┌─ Document section

1. They hold extended eye contact that feels more like a challenge than interest.

Most people break eye contact naturally to signal comfort and mutual respect. However, someone with narcissistic or psychopathic tendencies might stare longer than usual, using eye contact more like a control tactic. It can feel less like connection and more like a silent power move.
This isn’t the warm, engaged kind of eye contact—it’s the intense, unblinking kind that makes you feel like you’re being examined or even dominated. It’s not always obvious at first, but your discomfort might be the clue.
2. Their smile doesn’t reach their eyes.

You know that tight-lipped smile that feels more rehearsed than real? That’s often a giveaway. With narcissistic or psychopathic traits, emotional mimicry is common—they’ll offer the socially expected reaction, but it lacks genuine warmth. It’s the kind of smile that’s there because it should be, not because they feel it. As time goes on, you’ll notice it never quite softens their expression or matches the energy of the situation, especially in more vulnerable or emotional settings.
3. They lean in aggressively rather than conversationally.

Getting close can feel friendly, but when it’s forced, fast, or exaggerated, it can signal control. Narcissists and psychopaths often ignore subtle social cues around space. They might lean in just a bit too much, too soon, and it throws people off without knowing why. That behaviour isn’t closeness. It’s their way of testing boundaries and seeing if you’ll pull back. If you don’t, they might take it as a green light to keep pushing your comfort zone.
4. Their expressions switch off too quickly.

Most people’s facial expressions fade naturally, especially if they’re reacting emotionally. But someone who’s putting on a show might flash a grin or a look of concern—and then drop it the second they think you’ve seen it. That fast switch from emotion to blank can feel unsettling, especially if it happens more than once. It suggests the emotion wasn’t felt—it was performed for effect.
5. They dominate physical space, even when it’s shared.

└─

## Required tasks
A. For each statement below, say yes or no on whether it agrees with the piece on body-language signs, and quote the words that decide it. (i) Most people break eye contact naturally to signal comfort and mutual respect. (ii) Leaning in too close is described as a form of closeness. (iii) Over time, the rehearsed smile softens the person's expression.
B. From the piece on body-language signs, pull out the part that opens with the words containing "You know that" and closes with "rather than conversationally.".

┌─ Listed entries

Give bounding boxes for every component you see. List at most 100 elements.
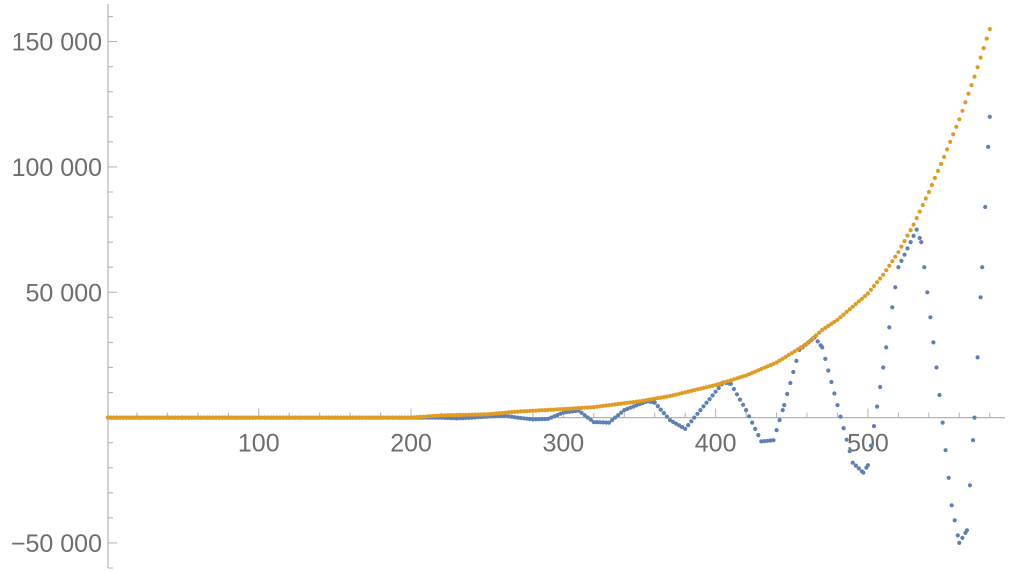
data-point: [747, 414, 752, 419]
data-point: [963, 100, 968, 105]
data-point: [887, 263, 892, 268]
data-point: [543, 416, 548, 422]
data-point: [472, 412, 478, 417]
data-point: [448, 413, 453, 418]
data-point: [296, 415, 301, 420]
data-point: [707, 397, 712, 402]
series-1: [105, 114, 992, 546]
data-point: [567, 409, 572, 414]
data-point: [664, 414, 670, 419]
data-point: [262, 415, 267, 420]
data-point: [878, 276, 883, 281]
data-point: [692, 415, 697, 420]
data-point: [308, 415, 313, 420]
data-point: [841, 426, 846, 431]
data-point: [195, 415, 200, 420]
data-point: [366, 415, 371, 420]
data-point: [299, 415, 304, 420]
data-point: [789, 351, 794, 356]
data-point: [351, 415, 356, 420]
data-point: [274, 415, 280, 420]
data-point: [220, 415, 225, 420]
data-point: [399, 415, 404, 420]
data-point: [937, 392, 942, 398]
data-point: [457, 412, 462, 417]
data-point: [902, 252, 907, 257]
data-point: [980, 265, 985, 270]
data-point: [823, 325, 828, 330]
y-tick-label: 150 000: [12, 29, 102, 57]
data-point: [108, 415, 114, 420]
data-point: [160, 415, 165, 420]
data-point: [853, 463, 858, 468]
data-point: [960, 535, 965, 541]
data-point: [250, 415, 255, 420]
data-point: [811, 336, 816, 341]
data-point: [646, 397, 651, 402]
data-point: [207, 415, 213, 420]
data-point: [960, 108, 965, 113]
data-point: [896, 265, 901, 270]
data-point: [482, 412, 487, 417]
data-point: [512, 415, 517, 420]
data-point: [591, 405, 596, 410]
data-point: [124, 415, 129, 420]
data-point: [911, 233, 916, 238]
data-point: [148, 415, 153, 420]
data-point: [794, 358, 799, 363]
data-point: [176, 415, 181, 420]
data-point: [536, 417, 542, 422]
data-point: [524, 409, 529, 414]
data-point: [804, 341, 810, 346]
data-point: [533, 408, 539, 413]
data-point: [917, 235, 922, 241]
data-point: [978, 55, 983, 60]
data-point: [640, 398, 645, 403]
data-point: [192, 415, 197, 420]
data-point: [832, 319, 837, 324]
data-point: [610, 418, 615, 423]
data-point: [139, 415, 144, 420]
data-point: [750, 420, 755, 425]
data-point: [381, 415, 386, 420]
x-tick-label: 100: [238, 430, 280, 458]
data-point: [850, 460, 855, 465]
data-point: [142, 415, 147, 420]
data-point: [861, 470, 866, 475]
data-point: [625, 400, 630, 405]
data-point: [868, 287, 874, 292]
data-point: [360, 415, 365, 420]
data-point: [460, 412, 465, 417]
data-point: [774, 428, 779, 433]
data-point: [932, 175, 938, 181]
data-point: [112, 415, 117, 420]
axes: 100 200 300 400 500 −50 000 50 000 100 000 150 …: [11, 4, 1005, 569]
data-point: [451, 413, 456, 418]
data-point: [311, 415, 316, 420]
data-point: [981, 46, 986, 51]
data-point: [163, 415, 168, 420]
data-point: [329, 415, 334, 420]
data-point: [281, 415, 286, 420]
data-point: [695, 411, 700, 416]
data-point: [226, 415, 231, 420]
data-point: [451, 416, 456, 421]
data-point: [320, 415, 325, 420]
data-point: [884, 345, 889, 350]
data-point: [859, 296, 864, 301]
data-point: [983, 204, 988, 210]
data-point: [689, 419, 694, 424]
data-point: [169, 415, 175, 420]
data-point: [613, 415, 618, 420]
data-point: [704, 400, 709, 405]
data-point: [558, 407, 563, 412]
data-point: [335, 415, 341, 420]
data-point: [439, 413, 444, 418]
data-point: [105, 415, 111, 420]
data-point: [964, 528, 970, 533]
data-point: [710, 393, 715, 398]
data-point: [698, 408, 703, 413]
data-point: [847, 307, 852, 312]
y-ticks: −50 000 50 000 100 000 150 000: [11, 16, 117, 569]
data-point: [445, 413, 450, 418]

└─

## Per-task answers
A.
(i) Yes: "Most people break eye contact naturally to signal comfort and mutual respect."
(ii) No: "That behaviour isn’t closeness."
(iii) No: "you’ll notice it never quite softens their expression"

B.
You know that tight-lipped smile that feels more rehearsed than real? That’s often a giveaway. With narcissistic or psychopathic traits, emotional mimicry is common—they’ll offer the socially expected reaction, but it lacks genuine warmth. It’s the kind of smile that’s there because it should be, not because they feel it. As time goes on, you’ll notice it never quite softens their expression or matches the energy of the situation, especially in more vulnerable or emotional settings.
3. They lean in aggressively rather than conversationally.